Send back the records in full, character for character.

+++ Records provided +++

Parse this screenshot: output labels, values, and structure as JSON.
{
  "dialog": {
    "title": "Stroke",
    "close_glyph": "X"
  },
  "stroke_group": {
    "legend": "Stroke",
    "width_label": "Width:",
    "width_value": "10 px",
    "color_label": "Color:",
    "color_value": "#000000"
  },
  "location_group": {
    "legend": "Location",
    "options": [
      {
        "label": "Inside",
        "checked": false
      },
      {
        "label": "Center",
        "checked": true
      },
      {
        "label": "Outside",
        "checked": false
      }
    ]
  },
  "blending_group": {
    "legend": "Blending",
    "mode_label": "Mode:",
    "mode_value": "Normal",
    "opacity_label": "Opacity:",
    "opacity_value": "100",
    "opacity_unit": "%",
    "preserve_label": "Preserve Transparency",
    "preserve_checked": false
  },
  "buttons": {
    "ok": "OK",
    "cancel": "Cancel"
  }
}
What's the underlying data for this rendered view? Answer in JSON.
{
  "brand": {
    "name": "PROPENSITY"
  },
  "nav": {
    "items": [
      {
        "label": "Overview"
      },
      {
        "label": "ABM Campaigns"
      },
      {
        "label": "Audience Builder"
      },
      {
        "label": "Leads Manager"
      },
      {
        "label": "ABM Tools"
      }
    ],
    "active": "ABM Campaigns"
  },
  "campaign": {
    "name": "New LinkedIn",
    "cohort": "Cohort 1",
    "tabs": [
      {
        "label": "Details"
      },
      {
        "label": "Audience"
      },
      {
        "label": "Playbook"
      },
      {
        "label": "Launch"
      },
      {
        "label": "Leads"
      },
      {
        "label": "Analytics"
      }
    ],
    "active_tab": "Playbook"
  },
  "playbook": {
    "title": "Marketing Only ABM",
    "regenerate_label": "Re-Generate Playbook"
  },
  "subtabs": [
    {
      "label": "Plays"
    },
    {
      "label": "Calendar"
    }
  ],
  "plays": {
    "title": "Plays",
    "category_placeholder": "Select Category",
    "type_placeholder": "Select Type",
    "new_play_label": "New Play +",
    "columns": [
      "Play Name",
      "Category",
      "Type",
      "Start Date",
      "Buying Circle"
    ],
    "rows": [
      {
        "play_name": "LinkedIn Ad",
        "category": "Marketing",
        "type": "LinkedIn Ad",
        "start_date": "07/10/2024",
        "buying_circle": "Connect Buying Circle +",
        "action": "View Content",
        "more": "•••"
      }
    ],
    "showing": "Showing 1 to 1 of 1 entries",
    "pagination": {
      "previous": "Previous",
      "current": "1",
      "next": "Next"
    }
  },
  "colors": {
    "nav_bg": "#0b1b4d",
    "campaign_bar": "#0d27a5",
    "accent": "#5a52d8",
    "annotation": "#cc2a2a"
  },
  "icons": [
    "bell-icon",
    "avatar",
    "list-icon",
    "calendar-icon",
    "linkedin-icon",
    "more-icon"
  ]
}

+++

Result of this task -
Parse this screenshot: output labels, values, and structure as JSON.
{
  "dialog": {
    "title": "Stroke",
    "close_glyph": "X"
  },
  "stroke_group": {
    "legend": "Stroke",
    "width_label": "Width:",
    "width_value": "10 px",
    "color_label": "Color:",
    "color_value": "#000000"
  },
  "location_group": {
    "legend": "Location",
    "options": [
      {
        "label": "Inside",
        "checked": false
      },
      {
        "label": "Center",
        "checked": true
      },
      {
        "label": "Outside",
        "checked": false
      }
    ]
  },
  "blending_group": {
    "legend": "Blending",
    "mode_label": "Mode:",
    "mode_value": "Normal",
    "opacity_label": "Opacity:",
    "opacity_value": "100",
    "opacity_unit": "%",
    "preserve_label": "Preserve Transparency",
    "preserve_checked": false
  },
  "buttons": {
    "ok": "OK",
    "cancel": "Cancel"
  }
}
What's the underlying data for this rendered view? Answer in JSON.
{
  "brand": {
    "name": "PROPENSITY"
  },
  "nav": {
    "items": [
      {
        "label": "Overview"
      },
      {
        "label": "ABM Campaigns"
      },
      {
        "label": "Audience Builder"
      },
      {
        "label": "Leads Manager"
      },
      {
        "label": "ABM Tools"
      }
    ],
    "active": "ABM Campaigns"
  },
  "campaign": {
    "name": "New LinkedIn",
    "cohort": "Cohort 1",
    "tabs": [
      {
        "label": "Details"
      },
      {
        "label": "Audience"
      },
      {
        "label": "Playbook"
      },
      {
        "label": "Launch"
      },
      {
        "label": "Leads"
      },
      {
        "label": "Analytics"
      }
    ],
    "active_tab": "Playbook"
  },
  "playbook": {
    "title": "Marketing Only ABM",
    "regenerate_label": "Re-Generate Playbook"
  },
  "subtabs": [
    {
      "label": "Plays"
    },
    {
      "label": "Calendar"
    }
  ],
  "plays": {
    "title": "Plays",
    "category_placeholder": "Select Category",
    "type_placeholder": "Select Type",
    "new_play_label": "New Play +",
    "columns": [
      "Play Name",
      "Category",
      "Type",
      "Start Date",
      "Buying Circle"
    ],
    "rows": [
      {
        "play_name": "LinkedIn Ad",
        "category": "Marketing",
        "type": "LinkedIn Ad",
        "start_date": "07/10/2024",
        "buying_circle": "Connect Buying Circle +",
        "action": "View Content",
        "more": "•••"
      }
    ],
    "showing": "Showing 1 to 1 of 1 entries",
    "pagination": {
      "previous": "Previous",
      "current": "1",
      "next": "Next"
    }
  },
  "colors": {
    "nav_bg": "#0b1b4d",
    "campaign_bar": "#0d27a5",
    "accent": "#5a52d8",
    "annotation": "#cc2a2a"
  },
  "icons": [
    "bell-icon",
    "avatar",
    "list-icon",
    "calendar-icon",
    "linkedin-icon",
    "more-icon"
  ]
}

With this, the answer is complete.